- [Task brief] Please report every line from the material that contains the word "Convention".

- [Recorded information]
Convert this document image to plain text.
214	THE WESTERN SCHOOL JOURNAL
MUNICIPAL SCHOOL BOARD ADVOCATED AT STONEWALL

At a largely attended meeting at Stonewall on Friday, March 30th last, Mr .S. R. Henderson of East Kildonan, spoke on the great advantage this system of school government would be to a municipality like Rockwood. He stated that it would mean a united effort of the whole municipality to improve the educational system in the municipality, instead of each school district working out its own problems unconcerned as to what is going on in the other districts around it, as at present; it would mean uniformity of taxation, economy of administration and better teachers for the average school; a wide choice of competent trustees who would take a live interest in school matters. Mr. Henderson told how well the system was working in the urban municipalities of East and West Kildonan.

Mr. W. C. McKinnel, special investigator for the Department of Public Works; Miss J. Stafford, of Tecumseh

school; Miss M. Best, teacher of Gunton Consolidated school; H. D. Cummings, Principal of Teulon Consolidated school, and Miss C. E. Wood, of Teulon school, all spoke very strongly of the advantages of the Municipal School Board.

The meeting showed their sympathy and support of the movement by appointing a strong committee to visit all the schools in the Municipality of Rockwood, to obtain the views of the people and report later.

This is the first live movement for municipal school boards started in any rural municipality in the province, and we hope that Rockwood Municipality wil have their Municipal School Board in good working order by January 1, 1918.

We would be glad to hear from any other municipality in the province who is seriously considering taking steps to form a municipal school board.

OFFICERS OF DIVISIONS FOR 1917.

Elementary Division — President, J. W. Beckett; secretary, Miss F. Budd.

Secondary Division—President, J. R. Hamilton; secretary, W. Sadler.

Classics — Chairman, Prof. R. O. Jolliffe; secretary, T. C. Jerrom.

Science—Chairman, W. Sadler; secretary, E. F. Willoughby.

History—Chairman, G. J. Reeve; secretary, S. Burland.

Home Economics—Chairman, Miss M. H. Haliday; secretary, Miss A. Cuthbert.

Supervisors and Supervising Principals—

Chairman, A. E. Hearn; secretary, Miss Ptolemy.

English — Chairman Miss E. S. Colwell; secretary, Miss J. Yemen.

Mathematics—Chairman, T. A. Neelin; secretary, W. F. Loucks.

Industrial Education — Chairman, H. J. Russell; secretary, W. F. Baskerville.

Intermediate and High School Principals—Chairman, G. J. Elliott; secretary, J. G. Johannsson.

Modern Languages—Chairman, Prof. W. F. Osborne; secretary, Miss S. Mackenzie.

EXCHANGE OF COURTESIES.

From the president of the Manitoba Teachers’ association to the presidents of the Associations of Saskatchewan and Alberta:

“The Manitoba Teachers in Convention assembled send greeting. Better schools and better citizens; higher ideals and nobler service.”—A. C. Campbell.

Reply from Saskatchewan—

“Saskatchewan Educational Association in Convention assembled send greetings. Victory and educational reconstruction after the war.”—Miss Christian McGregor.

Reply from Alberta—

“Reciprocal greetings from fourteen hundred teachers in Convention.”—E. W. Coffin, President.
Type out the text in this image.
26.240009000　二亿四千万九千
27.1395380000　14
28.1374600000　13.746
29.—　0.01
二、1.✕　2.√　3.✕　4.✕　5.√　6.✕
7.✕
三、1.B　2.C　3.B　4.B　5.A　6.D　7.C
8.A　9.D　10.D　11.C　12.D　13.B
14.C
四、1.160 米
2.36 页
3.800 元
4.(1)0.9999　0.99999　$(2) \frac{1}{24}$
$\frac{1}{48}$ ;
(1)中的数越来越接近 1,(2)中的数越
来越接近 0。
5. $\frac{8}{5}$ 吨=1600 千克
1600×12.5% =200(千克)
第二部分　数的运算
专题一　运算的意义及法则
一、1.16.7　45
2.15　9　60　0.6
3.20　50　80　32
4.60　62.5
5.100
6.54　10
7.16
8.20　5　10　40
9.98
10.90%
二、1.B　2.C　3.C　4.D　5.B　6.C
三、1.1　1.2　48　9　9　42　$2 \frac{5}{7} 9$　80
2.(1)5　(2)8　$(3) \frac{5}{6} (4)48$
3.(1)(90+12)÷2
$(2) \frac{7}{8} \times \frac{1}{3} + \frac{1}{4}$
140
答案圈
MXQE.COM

- [Complete answer]
“The Manitoba Teachers in Convention assembled send greeting. Better schools and better citizens; higher ideals and nobler service.”—A. C. Campbell.
“Saskatchewan Educational Association in Convention assembled send greetings. Victory and educational reconstruction after the war.”—Miss Christian McGregor.
“Reciprocal greetings from fourteen hundred teachers in Convention.”—E. W. Coffin, President.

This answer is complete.